▶ [Task] List all lines in the material below that contain "social".

▶ [Dataset records]
┏━━

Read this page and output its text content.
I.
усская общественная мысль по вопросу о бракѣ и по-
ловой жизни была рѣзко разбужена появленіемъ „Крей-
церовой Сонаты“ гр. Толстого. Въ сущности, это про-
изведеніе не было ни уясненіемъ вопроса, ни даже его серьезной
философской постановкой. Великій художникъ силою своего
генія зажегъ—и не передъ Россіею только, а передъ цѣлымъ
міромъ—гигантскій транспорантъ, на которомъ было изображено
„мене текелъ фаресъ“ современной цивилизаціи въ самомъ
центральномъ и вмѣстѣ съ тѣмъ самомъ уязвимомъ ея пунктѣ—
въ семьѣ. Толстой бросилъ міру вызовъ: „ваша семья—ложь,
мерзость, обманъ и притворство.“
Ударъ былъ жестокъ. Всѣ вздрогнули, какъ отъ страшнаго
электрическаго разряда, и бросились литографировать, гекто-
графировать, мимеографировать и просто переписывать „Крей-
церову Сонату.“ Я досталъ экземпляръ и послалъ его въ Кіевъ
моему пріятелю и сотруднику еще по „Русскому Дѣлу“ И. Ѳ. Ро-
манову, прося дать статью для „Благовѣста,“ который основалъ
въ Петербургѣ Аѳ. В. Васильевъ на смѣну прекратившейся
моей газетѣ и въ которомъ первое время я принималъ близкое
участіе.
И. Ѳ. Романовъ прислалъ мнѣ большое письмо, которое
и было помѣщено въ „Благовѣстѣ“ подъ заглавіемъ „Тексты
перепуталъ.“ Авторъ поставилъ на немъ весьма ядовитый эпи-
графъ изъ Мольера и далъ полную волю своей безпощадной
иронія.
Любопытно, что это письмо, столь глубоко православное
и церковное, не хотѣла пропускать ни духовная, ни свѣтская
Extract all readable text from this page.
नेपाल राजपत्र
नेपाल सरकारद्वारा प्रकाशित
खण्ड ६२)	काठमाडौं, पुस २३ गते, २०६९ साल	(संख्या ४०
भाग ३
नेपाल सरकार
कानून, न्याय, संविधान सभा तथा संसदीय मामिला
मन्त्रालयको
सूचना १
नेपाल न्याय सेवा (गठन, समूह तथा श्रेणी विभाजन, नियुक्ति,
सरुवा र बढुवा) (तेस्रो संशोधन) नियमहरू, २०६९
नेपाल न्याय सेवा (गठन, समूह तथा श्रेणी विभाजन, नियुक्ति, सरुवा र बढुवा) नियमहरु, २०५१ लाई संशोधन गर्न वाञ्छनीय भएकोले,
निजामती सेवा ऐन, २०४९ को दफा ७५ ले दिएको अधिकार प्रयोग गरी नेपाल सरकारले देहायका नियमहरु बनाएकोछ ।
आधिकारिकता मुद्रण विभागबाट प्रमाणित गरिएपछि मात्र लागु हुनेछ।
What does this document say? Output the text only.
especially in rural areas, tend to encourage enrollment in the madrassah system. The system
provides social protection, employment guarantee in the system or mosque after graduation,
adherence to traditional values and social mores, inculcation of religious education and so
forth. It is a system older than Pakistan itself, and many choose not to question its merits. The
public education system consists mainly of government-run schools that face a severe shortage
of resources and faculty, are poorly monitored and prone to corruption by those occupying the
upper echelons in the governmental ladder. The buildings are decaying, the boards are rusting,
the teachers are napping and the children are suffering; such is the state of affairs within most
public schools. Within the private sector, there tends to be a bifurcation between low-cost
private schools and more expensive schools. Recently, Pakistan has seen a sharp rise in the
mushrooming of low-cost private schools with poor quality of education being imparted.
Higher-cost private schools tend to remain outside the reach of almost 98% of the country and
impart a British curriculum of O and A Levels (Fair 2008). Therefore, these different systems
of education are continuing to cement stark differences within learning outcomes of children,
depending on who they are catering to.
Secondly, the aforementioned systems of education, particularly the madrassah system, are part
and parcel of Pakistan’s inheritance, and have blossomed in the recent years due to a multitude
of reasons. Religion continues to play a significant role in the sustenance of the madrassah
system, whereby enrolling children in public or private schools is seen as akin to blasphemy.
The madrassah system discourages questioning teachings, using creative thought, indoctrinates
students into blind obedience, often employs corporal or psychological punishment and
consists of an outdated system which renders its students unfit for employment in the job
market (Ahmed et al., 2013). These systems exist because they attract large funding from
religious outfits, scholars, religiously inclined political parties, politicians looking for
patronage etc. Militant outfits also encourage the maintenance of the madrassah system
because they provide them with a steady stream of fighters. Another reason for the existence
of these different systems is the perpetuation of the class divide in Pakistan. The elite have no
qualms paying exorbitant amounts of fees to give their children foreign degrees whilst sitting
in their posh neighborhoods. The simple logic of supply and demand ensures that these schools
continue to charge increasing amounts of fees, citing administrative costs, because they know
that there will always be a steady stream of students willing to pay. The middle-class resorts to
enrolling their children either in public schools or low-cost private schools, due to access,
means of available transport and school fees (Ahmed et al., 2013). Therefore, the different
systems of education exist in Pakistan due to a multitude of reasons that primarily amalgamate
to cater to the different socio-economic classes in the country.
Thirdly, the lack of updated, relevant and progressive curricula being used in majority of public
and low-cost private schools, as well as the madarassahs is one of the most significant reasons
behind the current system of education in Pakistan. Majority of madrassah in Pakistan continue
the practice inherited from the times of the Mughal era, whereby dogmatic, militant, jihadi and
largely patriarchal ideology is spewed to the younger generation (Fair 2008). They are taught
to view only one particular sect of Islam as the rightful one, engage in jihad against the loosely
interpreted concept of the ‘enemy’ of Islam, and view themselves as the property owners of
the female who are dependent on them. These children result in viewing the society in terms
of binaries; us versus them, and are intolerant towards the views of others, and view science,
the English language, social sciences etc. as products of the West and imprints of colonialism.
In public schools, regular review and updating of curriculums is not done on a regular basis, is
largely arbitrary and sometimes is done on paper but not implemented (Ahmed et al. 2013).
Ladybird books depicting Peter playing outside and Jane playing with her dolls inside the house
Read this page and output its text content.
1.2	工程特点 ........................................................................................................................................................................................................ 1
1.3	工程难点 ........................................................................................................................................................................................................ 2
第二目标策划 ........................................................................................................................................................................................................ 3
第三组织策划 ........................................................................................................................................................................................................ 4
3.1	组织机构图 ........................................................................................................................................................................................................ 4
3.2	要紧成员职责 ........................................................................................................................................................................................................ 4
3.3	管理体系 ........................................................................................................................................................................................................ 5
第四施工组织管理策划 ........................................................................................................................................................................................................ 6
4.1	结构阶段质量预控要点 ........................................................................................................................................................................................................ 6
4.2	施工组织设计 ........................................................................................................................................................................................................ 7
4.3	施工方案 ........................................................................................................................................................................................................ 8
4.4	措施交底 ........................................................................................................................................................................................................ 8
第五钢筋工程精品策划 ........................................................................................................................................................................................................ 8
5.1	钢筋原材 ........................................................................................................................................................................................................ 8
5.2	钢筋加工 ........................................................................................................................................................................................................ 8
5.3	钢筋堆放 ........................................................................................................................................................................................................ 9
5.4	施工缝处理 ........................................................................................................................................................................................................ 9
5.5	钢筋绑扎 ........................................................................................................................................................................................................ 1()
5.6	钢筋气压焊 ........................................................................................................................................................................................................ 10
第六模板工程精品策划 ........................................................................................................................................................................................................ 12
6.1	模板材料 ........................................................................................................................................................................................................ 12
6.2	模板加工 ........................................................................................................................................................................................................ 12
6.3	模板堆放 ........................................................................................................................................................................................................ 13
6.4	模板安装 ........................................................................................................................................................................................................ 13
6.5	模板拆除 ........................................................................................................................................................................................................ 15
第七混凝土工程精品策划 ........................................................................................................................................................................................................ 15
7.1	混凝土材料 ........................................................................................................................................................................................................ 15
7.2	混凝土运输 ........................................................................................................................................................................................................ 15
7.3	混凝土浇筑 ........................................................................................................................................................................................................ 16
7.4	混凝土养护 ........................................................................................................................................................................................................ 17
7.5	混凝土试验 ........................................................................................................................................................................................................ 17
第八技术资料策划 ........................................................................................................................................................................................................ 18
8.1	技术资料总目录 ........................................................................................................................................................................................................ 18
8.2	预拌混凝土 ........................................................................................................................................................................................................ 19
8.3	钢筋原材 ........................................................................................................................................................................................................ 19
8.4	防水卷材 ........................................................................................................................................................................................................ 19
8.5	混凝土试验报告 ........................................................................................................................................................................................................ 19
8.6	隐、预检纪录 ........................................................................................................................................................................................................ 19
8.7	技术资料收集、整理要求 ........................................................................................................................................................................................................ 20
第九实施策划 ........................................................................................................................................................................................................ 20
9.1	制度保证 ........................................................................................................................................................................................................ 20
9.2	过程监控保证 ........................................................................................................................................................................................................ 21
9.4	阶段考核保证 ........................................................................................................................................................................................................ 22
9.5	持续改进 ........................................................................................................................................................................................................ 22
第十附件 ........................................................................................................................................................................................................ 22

┗━━

▶ [Complete response]
provides social protection, employment guarantee in the system or mosque after graduation,
adherence to traditional values and social mores, inculcation of religious education and so
the English language, social sciences etc. as products of the West and imprints of colonialism.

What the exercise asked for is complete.